Data tied to figure images:
-- Begin --
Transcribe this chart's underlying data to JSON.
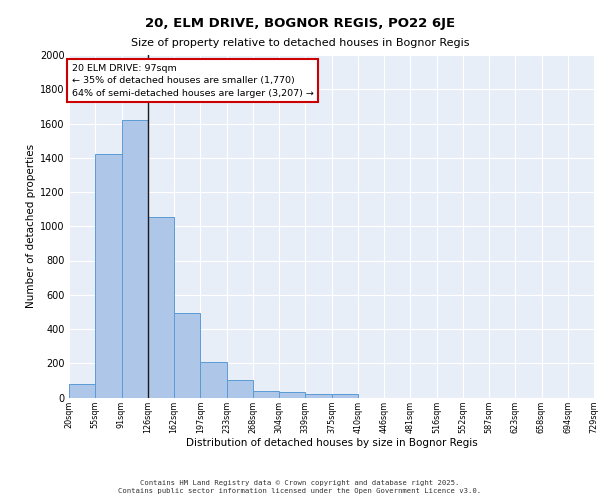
{
  "title1": "20, ELM DRIVE, BOGNOR REGIS, PO22 6JE",
  "title2": "Size of property relative to detached houses in Bognor Regis",
  "xlabel": "Distribution of detached houses by size in Bognor Regis",
  "ylabel": "Number of detached properties",
  "bar_values": [
    80,
    1420,
    1620,
    1055,
    495,
    205,
    105,
    40,
    30,
    20,
    20,
    0,
    0,
    0,
    0,
    0,
    0,
    0,
    0,
    0
  ],
  "categories": [
    "20sqm",
    "55sqm",
    "91sqm",
    "126sqm",
    "162sqm",
    "197sqm",
    "233sqm",
    "268sqm",
    "304sqm",
    "339sqm",
    "375sqm",
    "410sqm",
    "446sqm",
    "481sqm",
    "516sqm",
    "552sqm",
    "587sqm",
    "623sqm",
    "658sqm",
    "694sqm",
    "729sqm"
  ],
  "bar_color": "#aec6e8",
  "bar_edge_color": "#5b9bd5",
  "bg_color": "#e8eef8",
  "grid_color": "#ffffff",
  "vline_x": 2.5,
  "vline_color": "#1a1a1a",
  "annotation_text": "20 ELM DRIVE: 97sqm\n← 35% of detached houses are smaller (1,770)\n64% of semi-detached houses are larger (3,207) →",
  "annotation_box_color": "#ffffff",
  "annotation_box_edge": "#cc0000",
  "ylim": [
    0,
    2000
  ],
  "yticks": [
    0,
    200,
    400,
    600,
    800,
    1000,
    1200,
    1400,
    1600,
    1800,
    2000
  ],
  "footer1": "Contains HM Land Registry data © Crown copyright and database right 2025.",
  "footer2": "Contains public sector information licensed under the Open Government Licence v3.0."
}
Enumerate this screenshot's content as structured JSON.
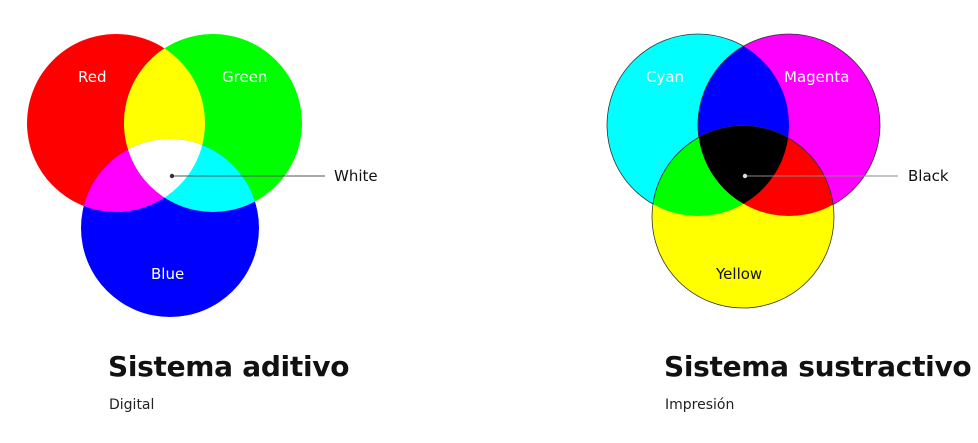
{
  "additive": {
    "circle_labels": {
      "red": "Red",
      "green": "Green",
      "blue": "Blue"
    },
    "center_label": "White",
    "title": "Sistema aditivo",
    "subtitle": "Digital",
    "colors": {
      "red": "#ff0000",
      "green": "#00ff00",
      "blue": "#0000ff",
      "red_green": "#ffff00",
      "red_blue": "#ff00ff",
      "green_blue": "#00ffff",
      "center": "#ffffff"
    }
  },
  "subtractive": {
    "circle_labels": {
      "cyan": "Cyan",
      "magenta": "Magenta",
      "yellow": "Yellow"
    },
    "center_label": "Black",
    "title": "Sistema sustractivo",
    "subtitle": "Impresión",
    "colors": {
      "cyan": "#00ffff",
      "magenta": "#ff00ff",
      "yellow": "#ffff00",
      "cyan_magenta": "#0000ff",
      "cyan_yellow": "#00ff00",
      "magenta_yellow": "#ff0000",
      "center": "#000000"
    }
  }
}
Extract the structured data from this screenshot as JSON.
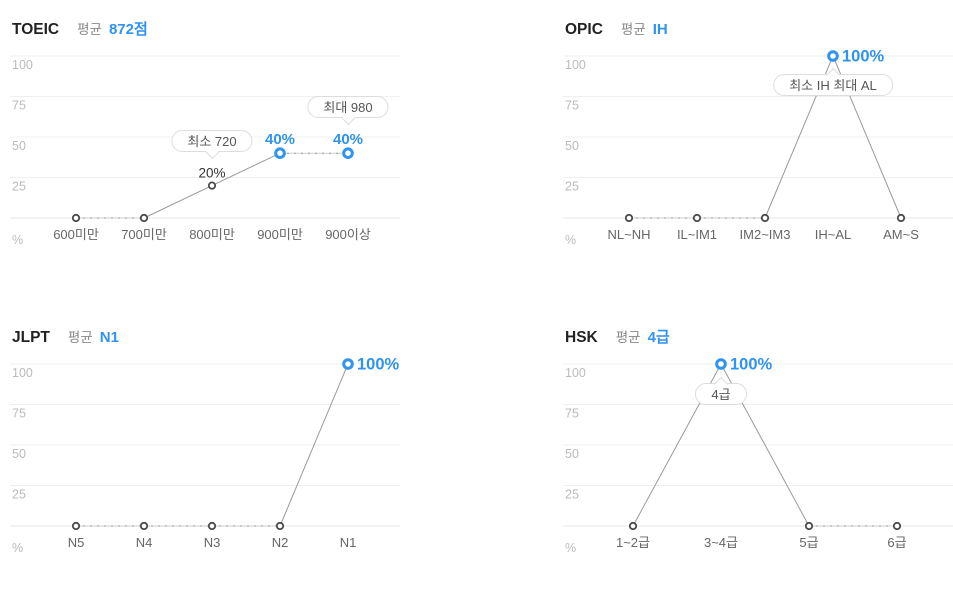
{
  "colors": {
    "accent_blue": "#2f93f0",
    "series_line": "#9a9a9a",
    "series_line_light": "#cfcfcf",
    "grid_line": "#efefef",
    "axis_line": "#e7e7e7",
    "y_tick_label": "#bbbbbb",
    "category_label": "#666666",
    "dark_point_stroke": "#4a4a4a",
    "dark_value_label": "#333333",
    "tooltip_border": "#dddddd",
    "tooltip_text": "#555555",
    "title_text": "#222222",
    "title_muted": "#888888"
  },
  "chart_data": [
    {
      "id": "toeic",
      "type": "line",
      "title": "TOEIC",
      "average_label": "평균",
      "average_value": "872점",
      "unit_label": "%",
      "y_ticks": [
        "100",
        "75",
        "50",
        "25"
      ],
      "ylim": [
        0,
        100
      ],
      "grid": true,
      "categories": [
        "600미만",
        "700미만",
        "800미만",
        "900미만",
        "900이상"
      ],
      "values": [
        0,
        0,
        20,
        40,
        40
      ],
      "point_labels": [
        "",
        "",
        "20%",
        "40%",
        "40%"
      ],
      "highlighted": [
        false,
        false,
        false,
        true,
        true
      ],
      "tooltips": [
        {
          "text": "최소 720",
          "anchor_index": 2,
          "pointer": "down"
        },
        {
          "text": "최대 980",
          "anchor_index": 4,
          "pointer": "down"
        }
      ]
    },
    {
      "id": "opic",
      "type": "line",
      "title": "OPIC",
      "average_label": "평균",
      "average_value": "IH",
      "unit_label": "%",
      "y_ticks": [
        "100",
        "75",
        "50",
        "25"
      ],
      "ylim": [
        0,
        100
      ],
      "grid": true,
      "categories": [
        "NL~NH",
        "IL~IM1",
        "IM2~IM3",
        "IH~AL",
        "AM~S"
      ],
      "values": [
        0,
        0,
        0,
        100,
        0
      ],
      "point_labels": [
        "",
        "",
        "",
        "100%",
        ""
      ],
      "highlighted": [
        false,
        false,
        false,
        true,
        false
      ],
      "tooltips": [
        {
          "text": "최소 IH 최대 AL",
          "anchor_index": 3,
          "pointer": "up"
        }
      ]
    },
    {
      "id": "jlpt",
      "type": "line",
      "title": "JLPT",
      "average_label": "평균",
      "average_value": "N1",
      "unit_label": "%",
      "y_ticks": [
        "100",
        "75",
        "50",
        "25"
      ],
      "ylim": [
        0,
        100
      ],
      "grid": true,
      "categories": [
        "N5",
        "N4",
        "N3",
        "N2",
        "N1"
      ],
      "values": [
        0,
        0,
        0,
        0,
        100
      ],
      "point_labels": [
        "",
        "",
        "",
        "",
        "100%"
      ],
      "highlighted": [
        false,
        false,
        false,
        false,
        true
      ],
      "tooltips": []
    },
    {
      "id": "hsk",
      "type": "line",
      "title": "HSK",
      "average_label": "평균",
      "average_value": "4급",
      "unit_label": "%",
      "y_ticks": [
        "100",
        "75",
        "50",
        "25"
      ],
      "ylim": [
        0,
        100
      ],
      "grid": true,
      "categories": [
        "1~2급",
        "3~4급",
        "5급",
        "6급"
      ],
      "values": [
        0,
        100,
        0,
        0
      ],
      "point_labels": [
        "",
        "100%",
        "",
        ""
      ],
      "highlighted": [
        false,
        true,
        false,
        false
      ],
      "tooltips": [
        {
          "text": "4급",
          "anchor_index": 1,
          "pointer": "up"
        }
      ]
    }
  ]
}
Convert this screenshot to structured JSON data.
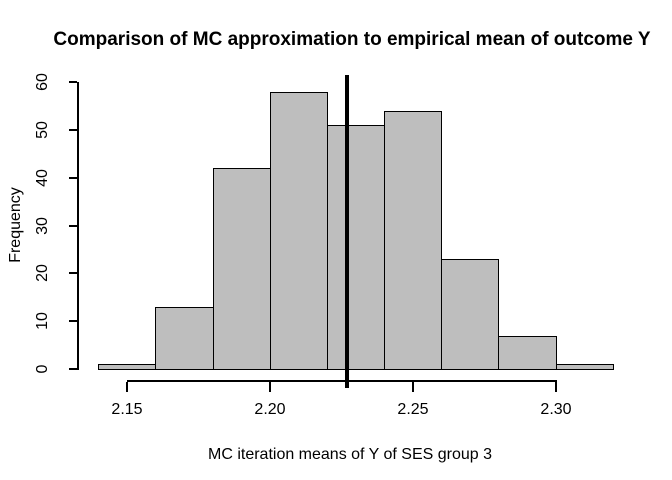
{
  "chart_data": {
    "type": "bar",
    "subtype": "histogram",
    "title": "Comparison of MC approximation to empirical mean of outcome Y",
    "xlabel": "MC iteration means of Y of SES group 3",
    "ylabel": "Frequency",
    "bin_edges": [
      2.14,
      2.16,
      2.18,
      2.2,
      2.22,
      2.24,
      2.26,
      2.28,
      2.3,
      2.32
    ],
    "counts": [
      1,
      13,
      42,
      58,
      51,
      54,
      23,
      7,
      1
    ],
    "x_tick_values": [
      2.15,
      2.2,
      2.25,
      2.3
    ],
    "x_tick_labels": [
      "2.15",
      "2.20",
      "2.25",
      "2.30"
    ],
    "y_tick_values": [
      0,
      10,
      20,
      30,
      40,
      50,
      60
    ],
    "y_tick_labels": [
      "0",
      "10",
      "20",
      "30",
      "40",
      "50",
      "60"
    ],
    "xlim": [
      2.1328,
      2.3272
    ],
    "ylim": [
      0,
      60
    ],
    "vline_x": 2.227,
    "grid": false,
    "legend": null,
    "bar_fill": "#BEBEBE",
    "bar_border": "#000000",
    "vline_color": "#000000",
    "axis_color": "#000000",
    "text_color": "#000000",
    "background": "#FFFFFF"
  }
}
-- End --
Written task: Filter the entries and copy out every line with the word "structured".

Solution:
Enumerate this screenshot's content as structured JSON.
Extract the structured data from this screenshot as JSON.
Convert this screenshot to structured JSON data.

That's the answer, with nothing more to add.